>>>>

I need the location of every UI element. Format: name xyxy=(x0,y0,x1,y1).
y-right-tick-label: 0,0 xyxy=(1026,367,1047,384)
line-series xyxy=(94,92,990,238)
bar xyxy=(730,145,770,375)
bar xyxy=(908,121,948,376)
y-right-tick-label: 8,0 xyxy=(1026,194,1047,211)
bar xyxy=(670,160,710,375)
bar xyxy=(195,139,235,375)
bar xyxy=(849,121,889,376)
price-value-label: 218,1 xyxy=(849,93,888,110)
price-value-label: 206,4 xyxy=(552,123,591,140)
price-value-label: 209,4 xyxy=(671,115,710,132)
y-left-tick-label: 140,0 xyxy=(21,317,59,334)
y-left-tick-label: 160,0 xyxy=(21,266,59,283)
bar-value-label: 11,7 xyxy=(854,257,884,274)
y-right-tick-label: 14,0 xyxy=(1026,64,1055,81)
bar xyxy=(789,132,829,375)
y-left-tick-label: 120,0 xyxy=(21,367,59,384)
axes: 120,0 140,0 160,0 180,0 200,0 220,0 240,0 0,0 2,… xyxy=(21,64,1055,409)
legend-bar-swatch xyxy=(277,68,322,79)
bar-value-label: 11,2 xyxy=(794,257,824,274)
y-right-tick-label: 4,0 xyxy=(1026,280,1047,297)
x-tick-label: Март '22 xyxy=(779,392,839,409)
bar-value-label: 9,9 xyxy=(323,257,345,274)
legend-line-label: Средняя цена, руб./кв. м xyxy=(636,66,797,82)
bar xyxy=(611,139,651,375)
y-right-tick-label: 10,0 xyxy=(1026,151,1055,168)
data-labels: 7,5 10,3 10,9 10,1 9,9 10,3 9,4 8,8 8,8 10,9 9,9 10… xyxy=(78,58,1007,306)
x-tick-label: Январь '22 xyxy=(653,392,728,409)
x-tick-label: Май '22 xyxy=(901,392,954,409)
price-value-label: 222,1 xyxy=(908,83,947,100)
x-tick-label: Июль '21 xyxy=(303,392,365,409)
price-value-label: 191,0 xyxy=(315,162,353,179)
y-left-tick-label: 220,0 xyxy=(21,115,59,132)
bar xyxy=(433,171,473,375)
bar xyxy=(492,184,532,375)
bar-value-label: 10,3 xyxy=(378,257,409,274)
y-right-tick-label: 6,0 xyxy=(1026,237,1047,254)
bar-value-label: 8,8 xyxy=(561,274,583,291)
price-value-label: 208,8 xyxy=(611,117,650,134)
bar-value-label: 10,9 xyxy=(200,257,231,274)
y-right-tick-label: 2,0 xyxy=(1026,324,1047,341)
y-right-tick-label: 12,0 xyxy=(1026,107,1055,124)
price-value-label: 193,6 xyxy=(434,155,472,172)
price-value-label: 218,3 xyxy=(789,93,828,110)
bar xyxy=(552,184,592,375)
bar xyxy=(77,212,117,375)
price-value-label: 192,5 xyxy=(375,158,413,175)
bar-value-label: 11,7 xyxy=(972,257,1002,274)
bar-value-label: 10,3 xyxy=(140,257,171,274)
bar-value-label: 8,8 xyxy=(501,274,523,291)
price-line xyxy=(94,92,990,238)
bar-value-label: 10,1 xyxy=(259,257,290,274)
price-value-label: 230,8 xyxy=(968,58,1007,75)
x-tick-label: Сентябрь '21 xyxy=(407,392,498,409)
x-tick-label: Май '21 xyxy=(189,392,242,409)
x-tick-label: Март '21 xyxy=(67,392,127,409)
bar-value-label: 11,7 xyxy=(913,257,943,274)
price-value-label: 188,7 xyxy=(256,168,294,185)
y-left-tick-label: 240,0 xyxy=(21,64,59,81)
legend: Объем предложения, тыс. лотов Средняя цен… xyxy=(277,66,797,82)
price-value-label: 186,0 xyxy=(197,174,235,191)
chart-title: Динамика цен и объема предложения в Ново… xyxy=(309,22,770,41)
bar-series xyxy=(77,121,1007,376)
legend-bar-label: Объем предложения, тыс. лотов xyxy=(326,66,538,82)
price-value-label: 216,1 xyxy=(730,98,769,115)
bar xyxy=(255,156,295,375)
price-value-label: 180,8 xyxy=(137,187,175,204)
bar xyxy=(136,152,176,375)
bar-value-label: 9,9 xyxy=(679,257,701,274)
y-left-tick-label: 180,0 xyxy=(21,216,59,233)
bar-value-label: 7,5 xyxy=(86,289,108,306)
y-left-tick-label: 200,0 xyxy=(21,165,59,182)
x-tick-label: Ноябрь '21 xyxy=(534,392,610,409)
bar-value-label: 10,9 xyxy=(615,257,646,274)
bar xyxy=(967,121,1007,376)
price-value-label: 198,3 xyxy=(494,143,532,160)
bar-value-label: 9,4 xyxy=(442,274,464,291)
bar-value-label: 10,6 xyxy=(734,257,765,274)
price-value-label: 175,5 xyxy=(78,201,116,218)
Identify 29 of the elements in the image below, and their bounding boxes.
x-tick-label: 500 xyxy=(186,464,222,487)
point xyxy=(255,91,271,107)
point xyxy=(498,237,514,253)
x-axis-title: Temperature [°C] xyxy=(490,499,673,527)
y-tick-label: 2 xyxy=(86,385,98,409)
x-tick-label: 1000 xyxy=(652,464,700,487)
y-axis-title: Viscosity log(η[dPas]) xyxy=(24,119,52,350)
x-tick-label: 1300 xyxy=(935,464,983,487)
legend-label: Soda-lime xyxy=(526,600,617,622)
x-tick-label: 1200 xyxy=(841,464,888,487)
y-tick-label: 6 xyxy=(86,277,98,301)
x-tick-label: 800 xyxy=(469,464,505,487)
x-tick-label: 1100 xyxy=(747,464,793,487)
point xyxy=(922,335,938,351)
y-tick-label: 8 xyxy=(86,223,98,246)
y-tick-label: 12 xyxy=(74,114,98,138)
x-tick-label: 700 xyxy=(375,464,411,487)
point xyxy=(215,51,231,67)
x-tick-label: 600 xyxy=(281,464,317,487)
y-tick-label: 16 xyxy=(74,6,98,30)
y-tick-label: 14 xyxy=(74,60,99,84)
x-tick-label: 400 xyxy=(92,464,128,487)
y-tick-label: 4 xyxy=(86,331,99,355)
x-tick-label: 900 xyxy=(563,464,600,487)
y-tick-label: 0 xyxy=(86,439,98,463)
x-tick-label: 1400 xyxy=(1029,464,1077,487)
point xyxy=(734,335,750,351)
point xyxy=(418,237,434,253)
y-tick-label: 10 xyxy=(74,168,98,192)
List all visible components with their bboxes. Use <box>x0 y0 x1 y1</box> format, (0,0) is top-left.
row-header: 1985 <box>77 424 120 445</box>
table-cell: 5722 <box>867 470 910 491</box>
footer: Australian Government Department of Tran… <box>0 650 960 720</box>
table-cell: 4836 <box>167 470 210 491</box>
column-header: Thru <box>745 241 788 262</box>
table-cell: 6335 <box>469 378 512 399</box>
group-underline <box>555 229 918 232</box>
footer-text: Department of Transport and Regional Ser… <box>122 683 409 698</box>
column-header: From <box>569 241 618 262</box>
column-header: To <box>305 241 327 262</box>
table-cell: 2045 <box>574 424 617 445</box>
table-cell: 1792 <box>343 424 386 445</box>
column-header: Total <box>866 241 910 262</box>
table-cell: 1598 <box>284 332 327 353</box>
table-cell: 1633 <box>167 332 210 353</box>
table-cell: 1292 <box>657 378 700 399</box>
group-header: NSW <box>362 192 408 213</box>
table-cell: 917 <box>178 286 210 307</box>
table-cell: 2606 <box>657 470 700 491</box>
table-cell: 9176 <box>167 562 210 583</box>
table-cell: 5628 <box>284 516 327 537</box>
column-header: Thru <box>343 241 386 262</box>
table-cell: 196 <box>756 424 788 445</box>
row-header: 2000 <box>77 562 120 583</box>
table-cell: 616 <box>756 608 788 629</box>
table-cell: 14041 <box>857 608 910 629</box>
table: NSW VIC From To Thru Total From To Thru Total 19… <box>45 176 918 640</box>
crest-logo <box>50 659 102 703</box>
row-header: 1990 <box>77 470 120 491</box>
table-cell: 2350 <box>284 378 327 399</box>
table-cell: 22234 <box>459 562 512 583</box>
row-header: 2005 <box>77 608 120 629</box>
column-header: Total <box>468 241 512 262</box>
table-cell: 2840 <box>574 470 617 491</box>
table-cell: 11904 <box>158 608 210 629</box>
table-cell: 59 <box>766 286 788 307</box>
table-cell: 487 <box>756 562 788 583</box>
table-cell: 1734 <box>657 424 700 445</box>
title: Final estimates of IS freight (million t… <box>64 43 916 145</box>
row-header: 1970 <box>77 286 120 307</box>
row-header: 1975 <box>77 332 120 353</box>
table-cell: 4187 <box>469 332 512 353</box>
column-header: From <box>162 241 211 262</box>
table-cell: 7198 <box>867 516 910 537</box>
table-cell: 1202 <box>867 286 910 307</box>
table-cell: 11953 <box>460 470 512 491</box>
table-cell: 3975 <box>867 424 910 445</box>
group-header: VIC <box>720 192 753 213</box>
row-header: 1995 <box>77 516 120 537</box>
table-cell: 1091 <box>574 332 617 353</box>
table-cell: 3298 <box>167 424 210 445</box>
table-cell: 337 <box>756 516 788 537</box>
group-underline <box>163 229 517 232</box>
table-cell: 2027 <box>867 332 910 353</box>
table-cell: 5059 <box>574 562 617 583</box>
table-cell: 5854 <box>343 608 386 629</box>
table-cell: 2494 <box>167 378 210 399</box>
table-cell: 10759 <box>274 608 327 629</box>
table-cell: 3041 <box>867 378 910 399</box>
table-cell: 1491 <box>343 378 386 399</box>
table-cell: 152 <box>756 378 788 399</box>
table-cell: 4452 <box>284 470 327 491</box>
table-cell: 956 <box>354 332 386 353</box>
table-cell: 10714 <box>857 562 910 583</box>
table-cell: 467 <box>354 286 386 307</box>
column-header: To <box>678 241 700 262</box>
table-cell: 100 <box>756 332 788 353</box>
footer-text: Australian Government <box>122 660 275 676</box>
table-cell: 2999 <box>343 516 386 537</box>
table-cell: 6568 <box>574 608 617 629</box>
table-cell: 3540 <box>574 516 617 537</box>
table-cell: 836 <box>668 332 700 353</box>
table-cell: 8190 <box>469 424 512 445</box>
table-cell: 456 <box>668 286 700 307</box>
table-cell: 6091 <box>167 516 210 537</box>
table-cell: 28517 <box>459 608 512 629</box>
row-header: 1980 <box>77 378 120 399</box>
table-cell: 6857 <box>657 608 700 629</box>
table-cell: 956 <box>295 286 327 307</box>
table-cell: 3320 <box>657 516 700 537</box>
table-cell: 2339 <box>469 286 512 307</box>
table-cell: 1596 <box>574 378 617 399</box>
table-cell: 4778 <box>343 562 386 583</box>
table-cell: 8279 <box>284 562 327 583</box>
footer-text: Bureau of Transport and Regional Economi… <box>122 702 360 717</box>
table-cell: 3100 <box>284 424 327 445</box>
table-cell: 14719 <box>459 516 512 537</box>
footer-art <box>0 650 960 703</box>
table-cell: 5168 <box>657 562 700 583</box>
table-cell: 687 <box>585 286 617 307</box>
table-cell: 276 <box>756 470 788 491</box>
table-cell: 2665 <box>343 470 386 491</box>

<<<<

= TASK OBJECTIVE =
Repeat the records above unchanged, from their first line through the line containing "price-value-label: 218,1 xyxy=(849,93,888,110)", including both of those lines.

= THE OUTPUT =
I need the location of every UI element. Format: name xyxy=(x0,y0,x1,y1).
y-right-tick-label: 0,0 xyxy=(1026,367,1047,384)
line-series xyxy=(94,92,990,238)
bar xyxy=(730,145,770,375)
bar xyxy=(908,121,948,376)
y-right-tick-label: 8,0 xyxy=(1026,194,1047,211)
bar xyxy=(670,160,710,375)
bar xyxy=(195,139,235,375)
bar xyxy=(849,121,889,376)
price-value-label: 218,1 xyxy=(849,93,888,110)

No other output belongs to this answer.